• [TEXTO DE LEITURA]:
● ● ● ●

Lei Seca, Faetec e Cedae empregam pessoas com deficiência. Favo de Mel oferece curso de auxiliar de cozinha

BethCanejo_FotoFelipeCorrêa

O Governo do Estado do Rio de Janeiro, por meio de órgãos e programas, tem investido em projetos de inclusão de pessoas com deficiência no mercado de trabalho. Agente da Operação Lei Seca há sete anos, o cadeirante Márcio Alcântara aumentou sua qualidade de vida e melhorou sua condição financeira ao começar a atividade junto a outros colegas.

Ele é um dos cadeirantes da ação permanente, iniciada em 2009. O grupo distribui folhetos educativos e adesivos em bares e restaurantes, além de contar sua história em palestras realizadas em escolas municipais e estaduais, autoescolas e universidades.

No total, 30 cadeirantes atuam nas ações de conscientização da operação, da Secretaria de Assistência Social e Direitos Humanos.

– Aos 21 anos sofri um acidente e fiquei tetraplégico. Hoje, tenho um trabalho que pode ajudar outras pessoas a não beber antes de dirigir. A proposta de inclusão da Operação Lei Seca foi fundamental na minha vida – disse Márcio, de 45 anos.

Programa Jovem Aprendiz

Na Cedae, quase mil pessoas já deram seus primeiros passos na vida profissional como estagiários do programa Jovem Aprendiz, em parceria com o programa Futuro Agora, do RioSolidario. Desde 2009, quando o projeto teve início, 968 adolescentes já passaram pela companhia.

Atualmente, há 196 aprendizes na Cedae, sendo 14 pessoas com deficiência intelectual. Estes jovens atuam na função de auxiliar administrativo nas áreas de administração, comercial, contabilidade, financeira, informática e jurídica.

Para os jovens com deficiência intelectual, o programa é uma oportunidade de superar não apenas a dificuldade de ingressar no mercado de trabalho, mas também o preconceito.

– Já procurava estágio e emprego antes. Hoje, estou há quase um ano na Cedae. Já aprendi a trabalhar com todo o sistema de planilhas e acho que posso usar a experiência para outros trabalhos semelhantes no futuro – contou César Rubens Ribeiro, de 24 anos.

● ● ● ●

• [CONJUNTO DE TAREFAS]:
1/ Copie o trecho do texto sobre inclusão de pessoas com deficiência entre "Ele é um dos" e "de 45 anos.", inclusive.
2/ De acordo com o texto sobre inclusão de pessoas com deficiência, quantos cadeirantes atuam nas ações de conscientização da Operação Lei Seca?
3/ Liste todas as áreas em que os aprendizes da Cedae atuam como auxiliares administrativos, segundo o texto sobre inclusão de pessoas com deficiência.
O material não é usado em nenhuma destas tarefas.

● ● ● ●

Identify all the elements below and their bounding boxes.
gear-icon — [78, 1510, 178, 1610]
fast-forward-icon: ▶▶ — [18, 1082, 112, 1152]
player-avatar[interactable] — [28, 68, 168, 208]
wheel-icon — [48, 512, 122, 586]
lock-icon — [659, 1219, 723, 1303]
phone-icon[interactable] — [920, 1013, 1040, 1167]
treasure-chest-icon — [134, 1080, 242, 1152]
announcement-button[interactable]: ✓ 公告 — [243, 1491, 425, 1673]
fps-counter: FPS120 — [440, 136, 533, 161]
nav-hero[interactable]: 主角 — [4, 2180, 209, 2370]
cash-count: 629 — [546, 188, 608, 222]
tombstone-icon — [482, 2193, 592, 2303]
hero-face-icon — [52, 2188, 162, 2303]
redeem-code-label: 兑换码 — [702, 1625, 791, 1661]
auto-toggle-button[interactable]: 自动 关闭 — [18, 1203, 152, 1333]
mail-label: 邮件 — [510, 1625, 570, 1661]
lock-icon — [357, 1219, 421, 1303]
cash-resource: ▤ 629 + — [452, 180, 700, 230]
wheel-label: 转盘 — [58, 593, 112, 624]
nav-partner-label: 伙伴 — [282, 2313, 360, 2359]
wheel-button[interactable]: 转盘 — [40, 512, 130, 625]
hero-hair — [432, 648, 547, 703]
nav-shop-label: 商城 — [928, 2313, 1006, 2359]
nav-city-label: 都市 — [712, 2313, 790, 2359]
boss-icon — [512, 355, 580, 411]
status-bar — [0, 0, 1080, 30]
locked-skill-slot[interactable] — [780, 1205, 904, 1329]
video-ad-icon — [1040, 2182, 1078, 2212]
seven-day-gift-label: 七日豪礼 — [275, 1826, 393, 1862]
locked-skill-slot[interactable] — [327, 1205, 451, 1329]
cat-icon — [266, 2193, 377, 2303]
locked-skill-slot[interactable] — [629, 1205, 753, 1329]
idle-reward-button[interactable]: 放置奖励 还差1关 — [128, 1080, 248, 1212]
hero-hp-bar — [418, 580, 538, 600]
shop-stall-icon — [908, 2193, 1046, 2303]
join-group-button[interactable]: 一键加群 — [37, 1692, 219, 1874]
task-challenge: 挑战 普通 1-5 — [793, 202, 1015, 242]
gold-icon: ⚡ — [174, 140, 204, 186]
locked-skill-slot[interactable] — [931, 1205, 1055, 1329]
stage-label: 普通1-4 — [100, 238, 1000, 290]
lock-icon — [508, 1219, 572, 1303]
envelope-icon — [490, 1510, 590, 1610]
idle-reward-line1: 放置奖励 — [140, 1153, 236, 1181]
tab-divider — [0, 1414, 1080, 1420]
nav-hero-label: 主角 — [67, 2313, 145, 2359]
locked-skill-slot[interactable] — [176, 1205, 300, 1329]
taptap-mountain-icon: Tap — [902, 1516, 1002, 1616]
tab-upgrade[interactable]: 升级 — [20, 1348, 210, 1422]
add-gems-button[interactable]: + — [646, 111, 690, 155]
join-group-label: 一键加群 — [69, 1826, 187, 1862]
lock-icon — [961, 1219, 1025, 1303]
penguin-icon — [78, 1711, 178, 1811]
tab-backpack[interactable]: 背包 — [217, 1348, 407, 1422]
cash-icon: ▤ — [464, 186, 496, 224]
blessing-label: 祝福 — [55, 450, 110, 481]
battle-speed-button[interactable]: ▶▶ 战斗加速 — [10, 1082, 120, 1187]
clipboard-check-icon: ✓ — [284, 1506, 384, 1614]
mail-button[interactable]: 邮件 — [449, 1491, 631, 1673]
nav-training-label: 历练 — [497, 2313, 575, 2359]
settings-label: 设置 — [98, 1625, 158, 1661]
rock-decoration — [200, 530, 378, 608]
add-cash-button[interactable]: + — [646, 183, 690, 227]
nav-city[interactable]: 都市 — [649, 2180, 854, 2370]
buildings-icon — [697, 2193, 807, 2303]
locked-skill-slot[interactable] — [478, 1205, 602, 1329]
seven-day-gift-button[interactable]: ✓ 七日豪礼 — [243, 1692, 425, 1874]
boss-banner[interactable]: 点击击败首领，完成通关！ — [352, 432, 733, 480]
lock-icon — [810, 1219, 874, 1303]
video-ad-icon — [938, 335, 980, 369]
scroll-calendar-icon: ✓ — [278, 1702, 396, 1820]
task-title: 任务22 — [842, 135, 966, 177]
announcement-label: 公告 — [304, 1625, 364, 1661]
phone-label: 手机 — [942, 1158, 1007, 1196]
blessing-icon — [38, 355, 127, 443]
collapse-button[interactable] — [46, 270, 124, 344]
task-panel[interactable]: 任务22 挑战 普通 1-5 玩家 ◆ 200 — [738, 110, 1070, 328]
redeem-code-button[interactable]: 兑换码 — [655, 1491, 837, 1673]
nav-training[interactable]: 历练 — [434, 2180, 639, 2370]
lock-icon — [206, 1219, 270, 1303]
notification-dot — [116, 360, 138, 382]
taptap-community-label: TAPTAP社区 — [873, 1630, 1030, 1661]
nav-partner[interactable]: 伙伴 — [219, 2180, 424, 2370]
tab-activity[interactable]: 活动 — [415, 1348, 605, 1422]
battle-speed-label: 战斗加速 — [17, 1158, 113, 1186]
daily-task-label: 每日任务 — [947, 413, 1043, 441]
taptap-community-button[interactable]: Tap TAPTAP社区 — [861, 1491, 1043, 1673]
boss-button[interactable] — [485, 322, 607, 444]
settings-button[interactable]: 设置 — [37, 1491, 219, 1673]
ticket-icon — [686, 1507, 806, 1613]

● ● ● ●

• [SOLUÇÕES DOS EXERCÍCIOS]:
1/
Ele é um dos cadeirantes da ação permanente, iniciada em 2009. O grupo distribui folhetos educativos e adesivos em bares e restaurantes, além de contar sua história em palestras realizadas em escolas municipais e estaduais, autoescolas e universidades.

No total, 30 cadeirantes atuam nas ações de conscientização da operação, da Secretaria de Assistência Social e Direitos Humanos.

– Aos 21 anos sofri um acidente e fiquei tetraplégico. Hoje, tenho um trabalho que pode ajudar outras pessoas a não beber antes de dirigir. A proposta de inclusão da Operação Lei Seca foi fundamental na minha vida – disse Márcio, de 45 anos.

2/ 30 cadeirantes.

3/ Administração, comercial, contabilidade, financeira, informática e jurídica.